##### Task data #####

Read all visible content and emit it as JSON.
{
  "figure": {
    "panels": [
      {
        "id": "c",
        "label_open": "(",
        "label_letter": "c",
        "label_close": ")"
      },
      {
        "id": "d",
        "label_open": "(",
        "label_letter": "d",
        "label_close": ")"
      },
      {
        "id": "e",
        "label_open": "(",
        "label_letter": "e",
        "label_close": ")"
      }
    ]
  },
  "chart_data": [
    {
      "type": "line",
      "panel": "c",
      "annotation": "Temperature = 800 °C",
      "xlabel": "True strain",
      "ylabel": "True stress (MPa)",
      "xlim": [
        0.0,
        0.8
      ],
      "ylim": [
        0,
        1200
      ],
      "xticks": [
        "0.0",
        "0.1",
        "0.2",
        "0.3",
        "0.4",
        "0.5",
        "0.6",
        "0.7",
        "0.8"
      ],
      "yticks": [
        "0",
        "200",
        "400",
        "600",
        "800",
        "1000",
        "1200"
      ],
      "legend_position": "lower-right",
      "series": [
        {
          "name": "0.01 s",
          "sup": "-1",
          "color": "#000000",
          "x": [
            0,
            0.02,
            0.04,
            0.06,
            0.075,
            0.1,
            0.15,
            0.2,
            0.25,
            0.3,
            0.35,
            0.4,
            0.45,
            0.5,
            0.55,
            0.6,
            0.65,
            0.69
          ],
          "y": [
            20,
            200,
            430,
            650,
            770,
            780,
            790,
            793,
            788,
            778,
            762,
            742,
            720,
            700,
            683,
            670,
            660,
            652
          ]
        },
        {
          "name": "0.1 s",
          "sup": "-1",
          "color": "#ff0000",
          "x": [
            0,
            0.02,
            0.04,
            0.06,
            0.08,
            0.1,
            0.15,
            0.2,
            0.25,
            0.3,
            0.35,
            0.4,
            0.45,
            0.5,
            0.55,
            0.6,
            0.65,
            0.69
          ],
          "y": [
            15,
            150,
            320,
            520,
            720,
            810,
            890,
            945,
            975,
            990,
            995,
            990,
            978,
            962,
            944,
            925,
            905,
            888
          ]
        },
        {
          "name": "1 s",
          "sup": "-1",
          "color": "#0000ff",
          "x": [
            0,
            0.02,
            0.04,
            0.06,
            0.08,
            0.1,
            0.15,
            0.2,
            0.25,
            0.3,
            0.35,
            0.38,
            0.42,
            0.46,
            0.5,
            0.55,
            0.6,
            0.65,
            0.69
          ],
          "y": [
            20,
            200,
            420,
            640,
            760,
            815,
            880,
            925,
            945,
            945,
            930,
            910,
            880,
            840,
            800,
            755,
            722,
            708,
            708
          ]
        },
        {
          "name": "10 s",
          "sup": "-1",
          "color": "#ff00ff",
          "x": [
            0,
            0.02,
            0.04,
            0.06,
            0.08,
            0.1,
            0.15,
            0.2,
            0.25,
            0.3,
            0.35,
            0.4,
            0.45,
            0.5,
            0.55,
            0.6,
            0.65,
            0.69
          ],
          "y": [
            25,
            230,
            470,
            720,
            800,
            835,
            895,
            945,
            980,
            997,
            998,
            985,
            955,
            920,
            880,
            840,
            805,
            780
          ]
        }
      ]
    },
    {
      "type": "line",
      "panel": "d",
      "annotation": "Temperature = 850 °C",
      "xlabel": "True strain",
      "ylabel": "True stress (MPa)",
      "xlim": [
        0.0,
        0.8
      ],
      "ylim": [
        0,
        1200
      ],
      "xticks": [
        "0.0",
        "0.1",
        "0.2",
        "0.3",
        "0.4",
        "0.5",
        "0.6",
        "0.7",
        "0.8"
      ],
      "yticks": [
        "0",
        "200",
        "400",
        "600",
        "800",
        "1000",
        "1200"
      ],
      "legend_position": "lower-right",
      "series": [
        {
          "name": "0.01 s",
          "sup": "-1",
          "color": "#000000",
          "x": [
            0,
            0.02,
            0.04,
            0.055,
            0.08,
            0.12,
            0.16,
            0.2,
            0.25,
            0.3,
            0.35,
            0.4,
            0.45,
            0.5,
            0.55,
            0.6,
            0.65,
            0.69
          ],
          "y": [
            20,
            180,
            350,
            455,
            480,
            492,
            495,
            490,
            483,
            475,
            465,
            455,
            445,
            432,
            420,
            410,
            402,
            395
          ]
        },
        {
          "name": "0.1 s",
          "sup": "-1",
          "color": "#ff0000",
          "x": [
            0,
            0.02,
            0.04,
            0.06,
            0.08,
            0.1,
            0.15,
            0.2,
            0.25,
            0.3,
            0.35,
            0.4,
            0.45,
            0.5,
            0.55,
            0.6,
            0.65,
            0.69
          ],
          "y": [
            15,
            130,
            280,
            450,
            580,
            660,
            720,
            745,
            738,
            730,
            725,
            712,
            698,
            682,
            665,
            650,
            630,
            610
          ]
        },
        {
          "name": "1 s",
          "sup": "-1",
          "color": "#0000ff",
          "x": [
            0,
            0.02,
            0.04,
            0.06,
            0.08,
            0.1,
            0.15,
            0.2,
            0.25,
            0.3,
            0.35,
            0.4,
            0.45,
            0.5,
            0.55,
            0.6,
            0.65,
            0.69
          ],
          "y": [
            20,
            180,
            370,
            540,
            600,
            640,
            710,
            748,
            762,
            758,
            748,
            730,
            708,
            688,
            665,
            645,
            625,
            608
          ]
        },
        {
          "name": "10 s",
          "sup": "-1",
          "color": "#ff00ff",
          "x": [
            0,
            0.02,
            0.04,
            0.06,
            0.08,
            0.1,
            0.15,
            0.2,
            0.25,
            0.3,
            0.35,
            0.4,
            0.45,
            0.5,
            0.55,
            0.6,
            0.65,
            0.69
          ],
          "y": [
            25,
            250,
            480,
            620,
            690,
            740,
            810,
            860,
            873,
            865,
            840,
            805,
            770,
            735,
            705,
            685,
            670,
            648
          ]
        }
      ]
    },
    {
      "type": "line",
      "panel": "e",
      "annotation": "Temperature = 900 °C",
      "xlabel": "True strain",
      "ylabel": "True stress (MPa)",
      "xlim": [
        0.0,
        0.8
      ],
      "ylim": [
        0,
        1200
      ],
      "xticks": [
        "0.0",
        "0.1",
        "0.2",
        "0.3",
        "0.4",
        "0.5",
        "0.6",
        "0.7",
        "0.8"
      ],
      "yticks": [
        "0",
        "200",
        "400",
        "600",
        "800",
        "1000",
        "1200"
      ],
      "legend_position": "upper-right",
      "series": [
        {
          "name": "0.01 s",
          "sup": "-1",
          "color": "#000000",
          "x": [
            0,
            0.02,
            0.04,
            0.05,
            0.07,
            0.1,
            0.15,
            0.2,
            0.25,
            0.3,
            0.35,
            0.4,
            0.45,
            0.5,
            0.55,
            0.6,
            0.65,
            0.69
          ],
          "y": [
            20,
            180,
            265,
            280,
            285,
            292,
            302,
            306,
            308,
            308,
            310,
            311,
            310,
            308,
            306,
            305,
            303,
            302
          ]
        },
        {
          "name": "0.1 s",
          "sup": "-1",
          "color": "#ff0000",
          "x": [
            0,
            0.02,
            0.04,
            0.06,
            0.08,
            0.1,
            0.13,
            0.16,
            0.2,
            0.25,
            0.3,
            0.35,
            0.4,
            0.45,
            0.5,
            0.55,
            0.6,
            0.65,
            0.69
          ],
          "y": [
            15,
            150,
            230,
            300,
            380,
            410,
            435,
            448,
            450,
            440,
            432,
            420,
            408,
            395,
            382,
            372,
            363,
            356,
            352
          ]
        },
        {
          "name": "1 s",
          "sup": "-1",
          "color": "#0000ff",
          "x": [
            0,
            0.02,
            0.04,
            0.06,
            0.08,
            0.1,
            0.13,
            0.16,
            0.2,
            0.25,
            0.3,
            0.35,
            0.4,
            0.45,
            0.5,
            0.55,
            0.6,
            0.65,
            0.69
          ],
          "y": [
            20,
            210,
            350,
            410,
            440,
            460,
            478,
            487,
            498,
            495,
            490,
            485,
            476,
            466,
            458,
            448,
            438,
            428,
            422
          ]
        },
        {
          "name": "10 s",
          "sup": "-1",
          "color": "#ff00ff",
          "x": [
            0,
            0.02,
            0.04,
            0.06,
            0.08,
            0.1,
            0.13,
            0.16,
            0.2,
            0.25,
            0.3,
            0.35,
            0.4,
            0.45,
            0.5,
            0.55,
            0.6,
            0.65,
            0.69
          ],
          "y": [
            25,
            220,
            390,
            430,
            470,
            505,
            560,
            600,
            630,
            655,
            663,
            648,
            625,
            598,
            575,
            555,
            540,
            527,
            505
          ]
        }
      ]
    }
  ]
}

#####

**Objective:**
Working from the listing above, pick out every line that has "annotation" and copy it.

**Full answer:**
      "annotation": "Temperature = 800 °C",
      "annotation": "Temperature = 850 °C",
      "annotation": "Temperature = 900 °C",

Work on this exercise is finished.